» Directions:
Return the material exactly as supplied, apart from the pictures, which are omitted.

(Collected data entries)
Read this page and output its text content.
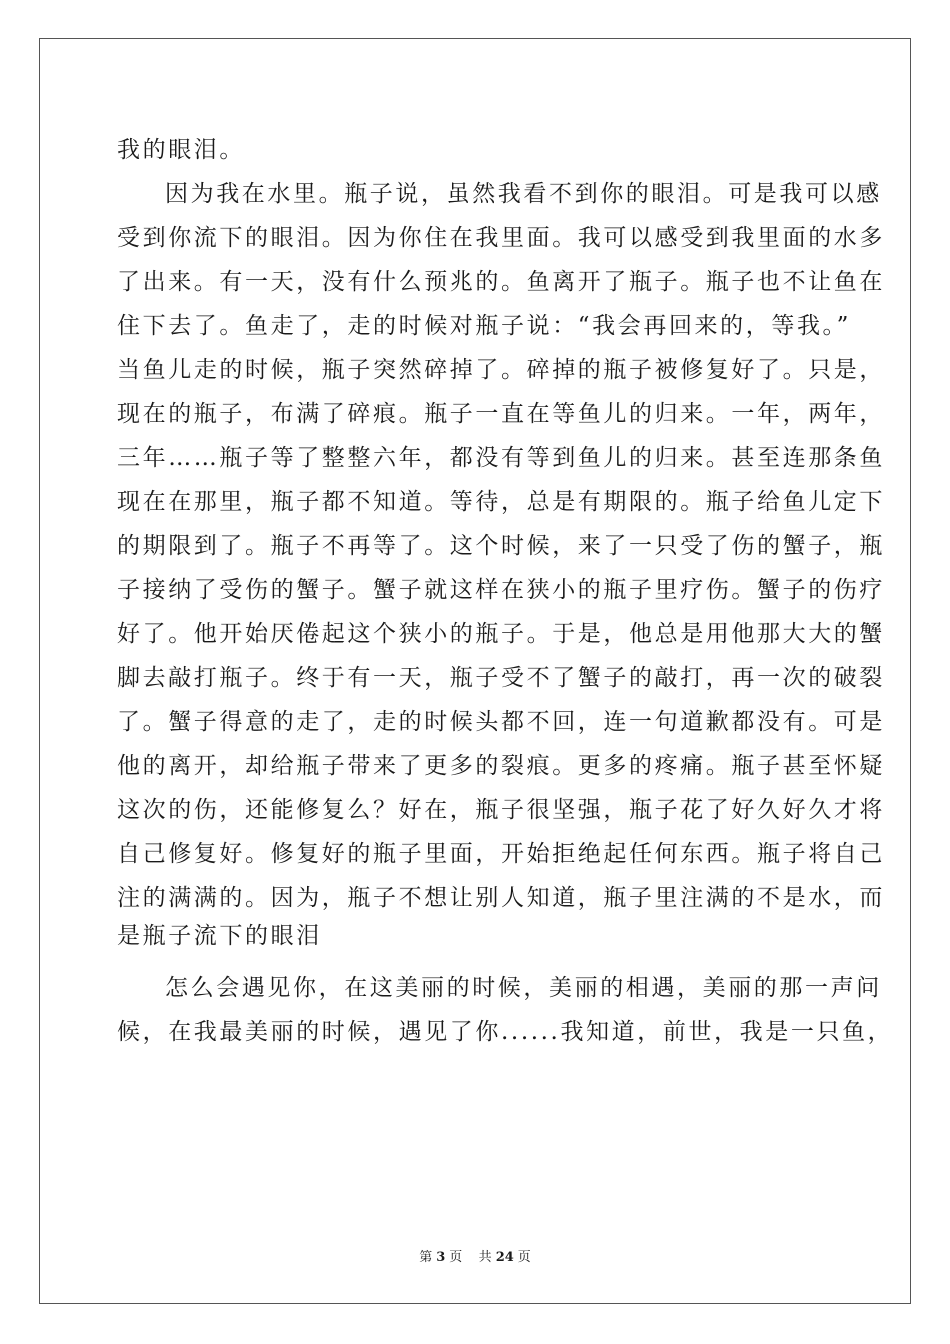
我的眼泪。
因为我在水里。瓶子说，虽然我看不到你的眼泪。可是我可以感
受到你流下的眼泪。因为你住在我里面。我可以感受到我里面的水多
了出来。有一天，没有什么预兆的。鱼离开了瓶子。瓶子也不让鱼在
住下去了。鱼走了，走的时候对瓶子说：“我会再回来的，等我。”
当鱼儿走的时候，瓶子突然碎掉了。碎掉的瓶子被修复好了。只是，
现在的瓶子，布满了碎痕。瓶子一直在等鱼儿的归来。一年，两年，
三年……瓶子等了整整六年，都没有等到鱼儿的归来。甚至连那条鱼
现在在那里，瓶子都不知道。等待，总是有期限的。瓶子给鱼儿定下
的期限到了。瓶子不再等了。这个时候，来了一只受了伤的蟹子，瓶
子接纳了受伤的蟹子。蟹子就这样在狭小的瓶子里疗伤。蟹子的伤疗
好了。他开始厌倦起这个狭小的瓶子。于是，他总是用他那大大的蟹
脚去敲打瓶子。终于有一天，瓶子受不了蟹子的敲打，再一次的破裂
了。蟹子得意的走了，走的时候头都不回，连一句道歉都没有。可是
他的离开，却给瓶子带来了更多的裂痕。更多的疼痛。瓶子甚至怀疑
这次的伤，还能修复么？好在，瓶子很坚强，瓶子花了好久好久才将
自己修复好。修复好的瓶子里面，开始拒绝起任何东西。瓶子将自己
注的满满的。因为，瓶子不想让别人知道，瓶子里注满的不是水，而
是瓶子流下的眼泪
怎么会遇见你，在这美丽的时候，美丽的相遇，美丽的那一声问
候，在我最美丽的时候，遇见了你......我知道，前世，我是一只鱼，
第 3 页 共 24 页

» Response for this exercise:
Read this page and output its text content.
我的眼泪。
因为我在水里。瓶子说，虽然我看不到你的眼泪。可是我可以感
受到你流下的眼泪。因为你住在我里面。我可以感受到我里面的水多
了出来。有一天，没有什么预兆的。鱼离开了瓶子。瓶子也不让鱼在
住下去了。鱼走了，走的时候对瓶子说：“我会再回来的，等我。”
当鱼儿走的时候，瓶子突然碎掉了。碎掉的瓶子被修复好了。只是，
现在的瓶子，布满了碎痕。瓶子一直在等鱼儿的归来。一年，两年，
三年……瓶子等了整整六年，都没有等到鱼儿的归来。甚至连那条鱼
现在在那里，瓶子都不知道。等待，总是有期限的。瓶子给鱼儿定下
的期限到了。瓶子不再等了。这个时候，来了一只受了伤的蟹子，瓶
子接纳了受伤的蟹子。蟹子就这样在狭小的瓶子里疗伤。蟹子的伤疗
好了。他开始厌倦起这个狭小的瓶子。于是，他总是用他那大大的蟹
脚去敲打瓶子。终于有一天，瓶子受不了蟹子的敲打，再一次的破裂
了。蟹子得意的走了，走的时候头都不回，连一句道歉都没有。可是
他的离开，却给瓶子带来了更多的裂痕。更多的疼痛。瓶子甚至怀疑
这次的伤，还能修复么？好在，瓶子很坚强，瓶子花了好久好久才将
自己修复好。修复好的瓶子里面，开始拒绝起任何东西。瓶子将自己
注的满满的。因为，瓶子不想让别人知道，瓶子里注满的不是水，而
是瓶子流下的眼泪
怎么会遇见你，在这美丽的时候，美丽的相遇，美丽的那一声问
候，在我最美丽的时候，遇见了你......我知道，前世，我是一只鱼，
第 3 页 共 24 页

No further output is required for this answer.